**Problem requirements**
Below are some records. Pull every line that contains the word "Vitter".

Dataset entries
-------------------------

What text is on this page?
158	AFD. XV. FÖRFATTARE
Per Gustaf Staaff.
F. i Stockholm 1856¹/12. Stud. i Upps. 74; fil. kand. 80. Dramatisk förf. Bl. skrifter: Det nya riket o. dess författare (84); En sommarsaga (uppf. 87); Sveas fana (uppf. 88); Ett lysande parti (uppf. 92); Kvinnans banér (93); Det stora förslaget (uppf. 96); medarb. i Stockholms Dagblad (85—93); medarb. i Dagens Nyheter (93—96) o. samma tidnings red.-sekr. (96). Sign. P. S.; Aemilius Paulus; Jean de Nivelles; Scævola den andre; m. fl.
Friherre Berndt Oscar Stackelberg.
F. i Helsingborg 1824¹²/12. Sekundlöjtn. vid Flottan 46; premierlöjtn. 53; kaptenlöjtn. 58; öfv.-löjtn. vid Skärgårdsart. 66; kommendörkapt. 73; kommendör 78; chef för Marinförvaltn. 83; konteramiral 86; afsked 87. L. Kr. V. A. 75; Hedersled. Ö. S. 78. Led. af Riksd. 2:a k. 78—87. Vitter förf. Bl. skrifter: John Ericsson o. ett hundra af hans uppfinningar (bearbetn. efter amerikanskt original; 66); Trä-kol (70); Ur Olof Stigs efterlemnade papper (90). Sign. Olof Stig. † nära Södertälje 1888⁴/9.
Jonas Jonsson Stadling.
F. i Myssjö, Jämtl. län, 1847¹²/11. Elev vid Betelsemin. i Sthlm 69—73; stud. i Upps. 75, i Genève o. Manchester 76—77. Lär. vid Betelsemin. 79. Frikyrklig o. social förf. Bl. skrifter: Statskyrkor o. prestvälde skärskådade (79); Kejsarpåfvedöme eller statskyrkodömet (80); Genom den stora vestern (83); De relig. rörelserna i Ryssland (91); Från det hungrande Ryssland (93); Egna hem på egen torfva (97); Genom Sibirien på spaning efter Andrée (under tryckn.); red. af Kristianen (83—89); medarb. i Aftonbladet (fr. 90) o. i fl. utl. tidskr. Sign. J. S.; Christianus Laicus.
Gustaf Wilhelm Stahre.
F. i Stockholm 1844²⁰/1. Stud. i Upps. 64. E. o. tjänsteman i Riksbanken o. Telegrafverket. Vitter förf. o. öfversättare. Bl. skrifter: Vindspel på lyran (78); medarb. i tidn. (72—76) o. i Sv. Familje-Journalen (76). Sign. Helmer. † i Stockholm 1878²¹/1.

-------------------------

**Result of the exercise**
F. i Helsingborg 1824¹²/12. Sekundlöjtn. vid Flottan 46; premierlöjtn. 53; kaptenlöjtn. 58; öfv.-löjtn. vid Skärgårdsart. 66; kommendörkapt. 73; kommendör 78; chef för Marinförvaltn. 83; konteramiral 86; afsked 87. L. Kr. V. A. 75; Hedersled. Ö. S. 78. Led. af Riksd. 2:a k. 78—87. Vitter förf. Bl. skrifter: John Ericsson o. ett hundra af hans uppfinningar (bearbetn. efter amerikanskt original; 66); Trä-kol (70); Ur Olof Stigs efterlemnade papper (90). Sign. Olof Stig. † nära Södertälje 1888⁴/9.
F. i Stockholm 1844²⁰/1. Stud. i Upps. 64. E. o. tjänsteman i Riksbanken o. Telegrafverket. Vitter förf. o. öfversättare. Bl. skrifter: Vindspel på lyran (78); medarb. i tidn. (72—76) o. i Sv. Familje-Journalen (76). Sign. Helmer. † i Stockholm 1878²¹/1.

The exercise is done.